The exercise: Look through the lines below and extract any with the word "appliqué".

————

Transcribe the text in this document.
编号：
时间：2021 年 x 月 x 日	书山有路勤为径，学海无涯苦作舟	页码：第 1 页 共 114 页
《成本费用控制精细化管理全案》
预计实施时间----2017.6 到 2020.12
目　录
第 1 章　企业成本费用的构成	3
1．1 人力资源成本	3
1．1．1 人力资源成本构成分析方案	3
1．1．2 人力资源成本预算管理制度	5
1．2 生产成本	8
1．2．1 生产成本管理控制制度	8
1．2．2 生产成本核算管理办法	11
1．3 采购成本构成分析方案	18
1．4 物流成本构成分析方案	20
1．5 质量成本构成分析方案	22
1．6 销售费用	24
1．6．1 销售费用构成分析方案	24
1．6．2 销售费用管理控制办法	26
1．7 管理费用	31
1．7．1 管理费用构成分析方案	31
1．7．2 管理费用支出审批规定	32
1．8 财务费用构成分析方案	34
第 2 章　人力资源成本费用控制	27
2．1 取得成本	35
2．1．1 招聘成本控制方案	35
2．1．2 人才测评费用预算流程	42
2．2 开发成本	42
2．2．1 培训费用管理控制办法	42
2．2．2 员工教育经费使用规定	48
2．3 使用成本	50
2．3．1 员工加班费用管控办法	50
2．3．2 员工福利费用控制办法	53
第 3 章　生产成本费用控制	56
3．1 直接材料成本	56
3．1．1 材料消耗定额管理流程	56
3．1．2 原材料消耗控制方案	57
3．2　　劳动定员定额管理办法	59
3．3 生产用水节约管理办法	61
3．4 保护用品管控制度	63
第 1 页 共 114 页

————

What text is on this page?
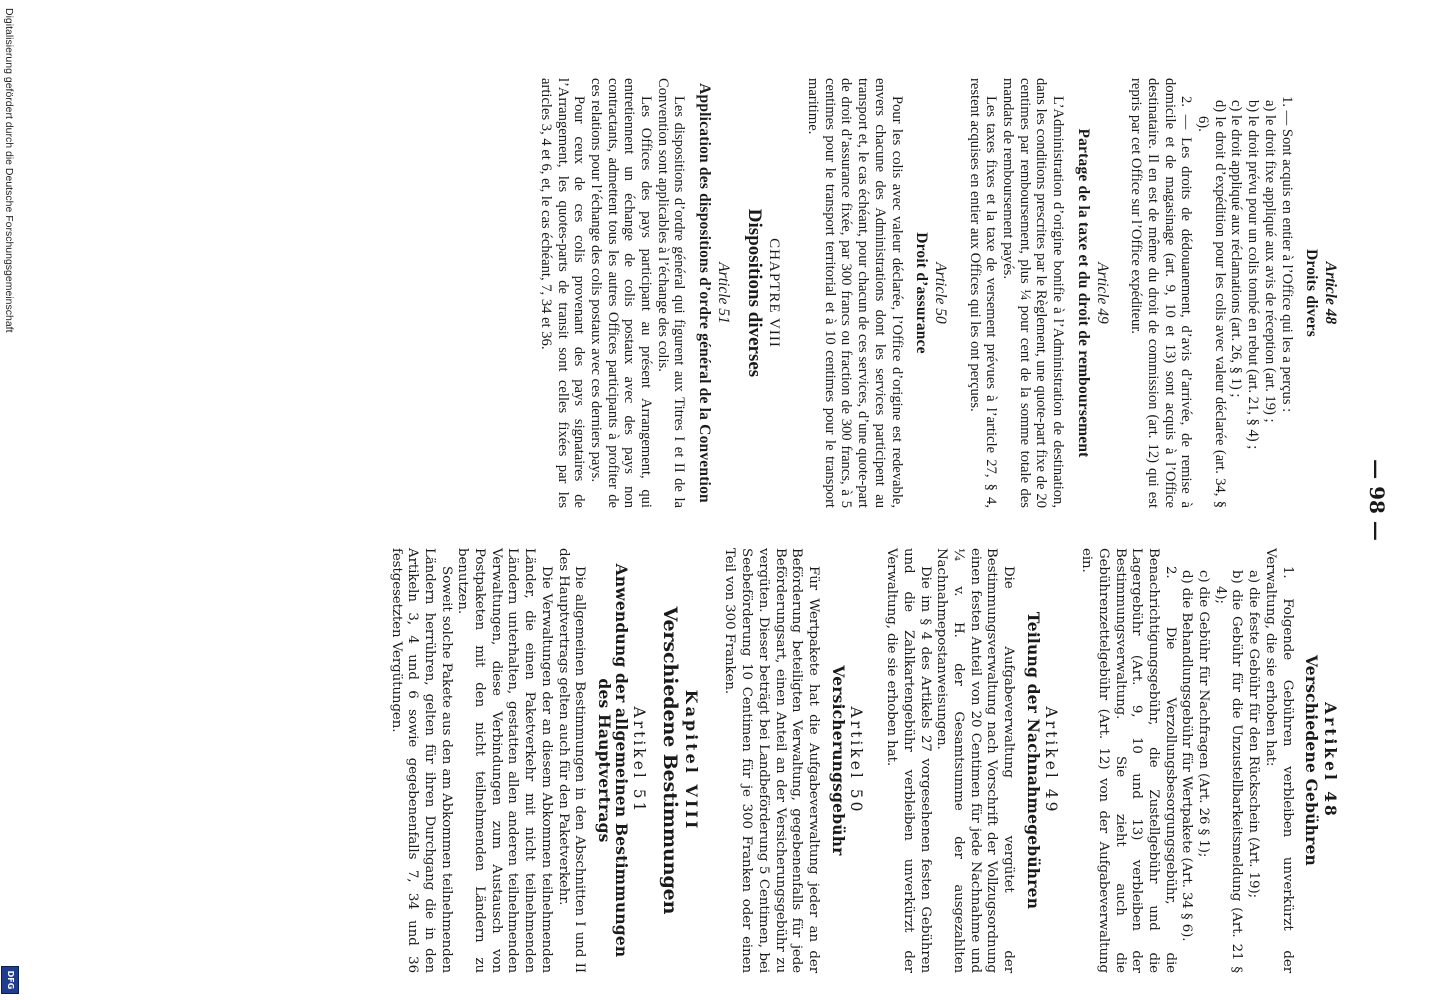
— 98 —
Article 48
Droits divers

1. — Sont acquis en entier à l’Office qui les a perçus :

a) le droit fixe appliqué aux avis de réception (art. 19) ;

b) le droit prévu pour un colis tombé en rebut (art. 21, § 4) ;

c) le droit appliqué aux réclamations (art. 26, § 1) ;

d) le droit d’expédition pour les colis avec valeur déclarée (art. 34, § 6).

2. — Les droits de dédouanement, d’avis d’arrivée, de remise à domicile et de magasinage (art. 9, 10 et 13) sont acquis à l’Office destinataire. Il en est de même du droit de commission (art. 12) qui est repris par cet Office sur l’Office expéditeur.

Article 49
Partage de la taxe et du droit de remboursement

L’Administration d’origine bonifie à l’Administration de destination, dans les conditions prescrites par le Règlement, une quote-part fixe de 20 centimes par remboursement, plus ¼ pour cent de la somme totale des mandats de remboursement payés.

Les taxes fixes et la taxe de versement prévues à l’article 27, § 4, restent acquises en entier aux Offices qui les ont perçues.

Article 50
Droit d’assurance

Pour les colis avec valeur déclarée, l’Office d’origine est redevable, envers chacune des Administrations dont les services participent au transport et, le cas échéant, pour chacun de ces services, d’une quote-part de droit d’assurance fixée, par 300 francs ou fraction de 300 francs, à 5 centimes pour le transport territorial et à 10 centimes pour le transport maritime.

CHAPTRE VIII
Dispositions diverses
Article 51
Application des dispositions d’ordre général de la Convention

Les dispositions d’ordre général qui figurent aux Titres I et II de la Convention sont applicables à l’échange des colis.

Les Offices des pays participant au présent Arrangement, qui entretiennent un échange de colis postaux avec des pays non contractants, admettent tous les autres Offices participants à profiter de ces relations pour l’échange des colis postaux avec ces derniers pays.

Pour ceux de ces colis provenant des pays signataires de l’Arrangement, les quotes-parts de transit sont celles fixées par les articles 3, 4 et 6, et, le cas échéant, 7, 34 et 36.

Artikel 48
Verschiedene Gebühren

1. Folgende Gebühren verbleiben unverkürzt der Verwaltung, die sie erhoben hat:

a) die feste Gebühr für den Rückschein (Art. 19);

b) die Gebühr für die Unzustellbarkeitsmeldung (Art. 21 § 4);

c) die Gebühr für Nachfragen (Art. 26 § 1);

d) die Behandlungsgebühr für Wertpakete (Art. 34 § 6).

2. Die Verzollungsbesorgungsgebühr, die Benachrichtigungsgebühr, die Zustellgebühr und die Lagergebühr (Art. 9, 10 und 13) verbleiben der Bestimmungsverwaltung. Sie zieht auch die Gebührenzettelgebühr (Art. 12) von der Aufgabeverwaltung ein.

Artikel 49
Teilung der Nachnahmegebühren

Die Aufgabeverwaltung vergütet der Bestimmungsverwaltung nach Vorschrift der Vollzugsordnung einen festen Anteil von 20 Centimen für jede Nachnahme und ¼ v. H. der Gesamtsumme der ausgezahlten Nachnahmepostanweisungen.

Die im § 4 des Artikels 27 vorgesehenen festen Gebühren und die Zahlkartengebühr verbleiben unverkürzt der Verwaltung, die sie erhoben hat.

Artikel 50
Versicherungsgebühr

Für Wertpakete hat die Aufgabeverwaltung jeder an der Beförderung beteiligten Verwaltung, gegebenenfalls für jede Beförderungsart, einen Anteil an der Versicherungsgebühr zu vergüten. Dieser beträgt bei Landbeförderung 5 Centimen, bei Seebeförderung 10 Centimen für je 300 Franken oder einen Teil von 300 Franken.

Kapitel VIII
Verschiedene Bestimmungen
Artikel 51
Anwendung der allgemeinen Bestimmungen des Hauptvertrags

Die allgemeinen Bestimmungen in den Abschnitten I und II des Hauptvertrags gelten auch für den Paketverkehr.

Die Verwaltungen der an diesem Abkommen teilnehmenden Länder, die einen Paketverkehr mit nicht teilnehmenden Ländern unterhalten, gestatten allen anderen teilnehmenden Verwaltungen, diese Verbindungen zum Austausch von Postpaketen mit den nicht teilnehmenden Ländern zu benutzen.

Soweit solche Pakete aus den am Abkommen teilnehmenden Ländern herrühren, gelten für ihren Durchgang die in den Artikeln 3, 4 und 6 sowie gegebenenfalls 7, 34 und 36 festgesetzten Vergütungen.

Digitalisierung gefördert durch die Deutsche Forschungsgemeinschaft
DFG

————

Solution:
a) le droit fixe appliqué aux avis de réception (art. 19) ;
c) le droit appliqué aux réclamations (art. 26, § 1) ;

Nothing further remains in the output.